**WRITTEN TASK:** Write out every entry word for word.

**ITEMS:**
* Begin *

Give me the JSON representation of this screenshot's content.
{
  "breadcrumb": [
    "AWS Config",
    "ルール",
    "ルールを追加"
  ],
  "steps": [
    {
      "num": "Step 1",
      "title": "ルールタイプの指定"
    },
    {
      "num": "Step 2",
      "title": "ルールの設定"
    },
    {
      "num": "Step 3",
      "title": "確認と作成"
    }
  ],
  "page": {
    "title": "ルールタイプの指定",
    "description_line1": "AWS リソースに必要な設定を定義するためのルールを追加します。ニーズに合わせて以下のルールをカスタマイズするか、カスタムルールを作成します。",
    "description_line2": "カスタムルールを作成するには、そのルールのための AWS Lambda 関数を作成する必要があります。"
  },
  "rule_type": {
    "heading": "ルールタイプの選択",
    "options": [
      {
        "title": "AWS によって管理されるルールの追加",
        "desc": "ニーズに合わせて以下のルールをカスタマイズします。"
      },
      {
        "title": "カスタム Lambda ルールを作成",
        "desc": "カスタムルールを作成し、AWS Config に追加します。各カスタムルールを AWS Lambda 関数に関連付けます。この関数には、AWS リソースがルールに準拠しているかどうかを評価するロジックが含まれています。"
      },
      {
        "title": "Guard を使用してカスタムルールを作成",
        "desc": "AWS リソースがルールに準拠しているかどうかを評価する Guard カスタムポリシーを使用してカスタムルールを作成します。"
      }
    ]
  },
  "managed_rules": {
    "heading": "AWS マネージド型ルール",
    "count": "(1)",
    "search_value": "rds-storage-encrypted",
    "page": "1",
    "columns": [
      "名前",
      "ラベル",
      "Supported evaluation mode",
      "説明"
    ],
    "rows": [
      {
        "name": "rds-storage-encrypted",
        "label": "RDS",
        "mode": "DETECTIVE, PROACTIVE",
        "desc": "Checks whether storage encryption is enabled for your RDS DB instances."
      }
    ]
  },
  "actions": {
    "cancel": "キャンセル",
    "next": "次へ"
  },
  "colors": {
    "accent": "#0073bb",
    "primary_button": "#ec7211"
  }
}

* End *

**ANSWER FOR THIS EXERCISE:**
Give me the JSON representation of this screenshot's content.
{
  "breadcrumb": [
    "AWS Config",
    "ルール",
    "ルールを追加"
  ],
  "steps": [
    {
      "num": "Step 1",
      "title": "ルールタイプの指定"
    },
    {
      "num": "Step 2",
      "title": "ルールの設定"
    },
    {
      "num": "Step 3",
      "title": "確認と作成"
    }
  ],
  "page": {
    "title": "ルールタイプの指定",
    "description_line1": "AWS リソースに必要な設定を定義するためのルールを追加します。ニーズに合わせて以下のルールをカスタマイズするか、カスタムルールを作成します。",
    "description_line2": "カスタムルールを作成するには、そのルールのための AWS Lambda 関数を作成する必要があります。"
  },
  "rule_type": {
    "heading": "ルールタイプの選択",
    "options": [
      {
        "title": "AWS によって管理されるルールの追加",
        "desc": "ニーズに合わせて以下のルールをカスタマイズします。"
      },
      {
        "title": "カスタム Lambda ルールを作成",
        "desc": "カスタムルールを作成し、AWS Config に追加します。各カスタムルールを AWS Lambda 関数に関連付けます。この関数には、AWS リソースがルールに準拠しているかどうかを評価するロジックが含まれています。"
      },
      {
        "title": "Guard を使用してカスタムルールを作成",
        "desc": "AWS リソースがルールに準拠しているかどうかを評価する Guard カスタムポリシーを使用してカスタムルールを作成します。"
      }
    ]
  },
  "managed_rules": {
    "heading": "AWS マネージド型ルール",
    "count": "(1)",
    "search_value": "rds-storage-encrypted",
    "page": "1",
    "columns": [
      "名前",
      "ラベル",
      "Supported evaluation mode",
      "説明"
    ],
    "rows": [
      {
        "name": "rds-storage-encrypted",
        "label": "RDS",
        "mode": "DETECTIVE, PROACTIVE",
        "desc": "Checks whether storage encryption is enabled for your RDS DB instances."
      }
    ]
  },
  "actions": {
    "cancel": "キャンセル",
    "next": "次へ"
  },
  "colors": {
    "accent": "#0073bb",
    "primary_button": "#ec7211"
  }
}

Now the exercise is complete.